* [Aim]:
Tally up the lines below that include the word "text". Answer with the number alone.

* [Dataset extract]:
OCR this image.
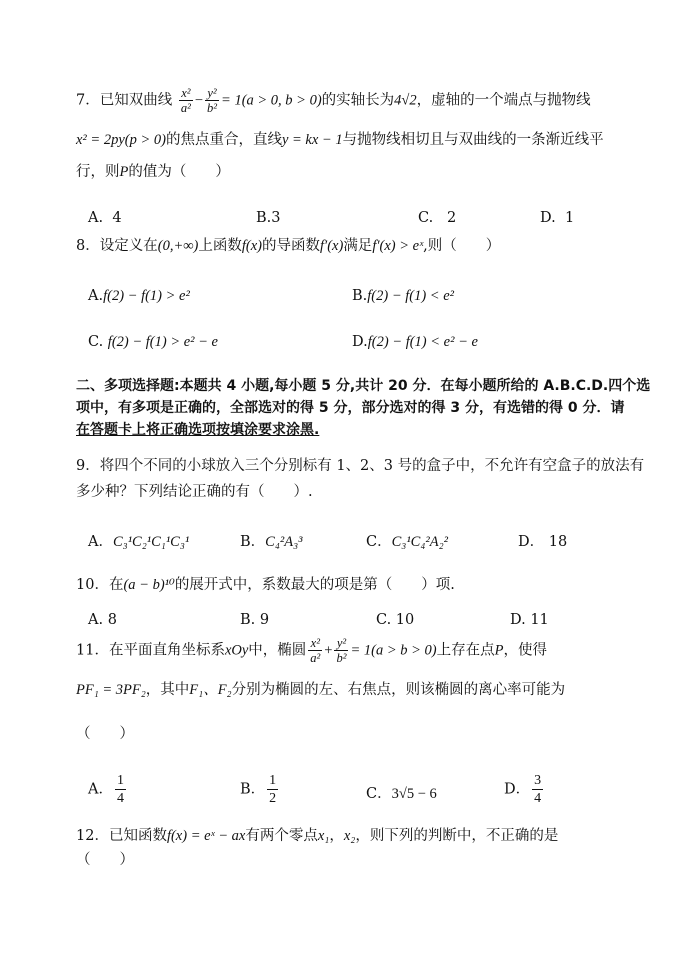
7．已知双曲线 $\frac{\text{x²}}{\text{a²}} - \frac{\text{y²}}{\text{b²}} = 1(a > 0$, b > 0)的实轴长为4√2，虚轴的一个端点与抛物线
x² = 2py(p > 0)的焦点重合，直线y = kx − 1与抛物线相切且与双曲线的一条渐近线平
行，则P的值为（　　）
A. 4	B.3	C. 2	D. 1
8．设定义在(0,+∞)上函数f(x)的导函数f′(x)满足f′(x) > eˣ,则（　　）
A.f(2) − f(1) > e²	B.f(2) − f(1) < e²
C. f(2) − f(1) > e² − e	D.f(2) − f(1) < e² − e
二、多项选择题:本题共 4 小题,每小题 5 分,共计 20 分．在每小题所给的 A.B.C.D.四个选
项中，有多项是正确的，全部选对的得 5 分，部分选对的得 3 分，有选错的得 0 分．请
在答题卡上将正确选项按填涂要求涂黑.
9．将四个不同的小球放入三个分别标有 1、2、3 号的盒子中，不允许有空盒子的放法有
多少种？下列结论正确的有（　　）.
A．C₃¹C₂¹C₁¹C₃¹	B．C₄²A₃³	C．C₃¹C₄²A₂²	D． 18
10．在(a − b)¹⁰的展开式中，系数最大的项是第（　　）项.
A. 8	B. 9	C. 10	D. 11
11．在平面直角坐标系xOy中，椭圆 $\frac{\text{x²}}{\text{a²}} + \frac{\text{y²}}{\text{b²}} = 1(a > b > 0)$上存在点P，使得
PF₁ = 3PF₂，其中F₁、F₂分别为椭圆的左、右焦点，则该椭圆的离心率可能为
（　　）
A． $\frac{1}{4}$	B． $\frac{1}{2}$	C．3√5 − 6	D． $\frac{3}{4}$
12．已知函数f(x) = eˣ − ax有两个零点x₁，x₂，则下列的判断中，不正确的是
（　　）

* [Written response]:
2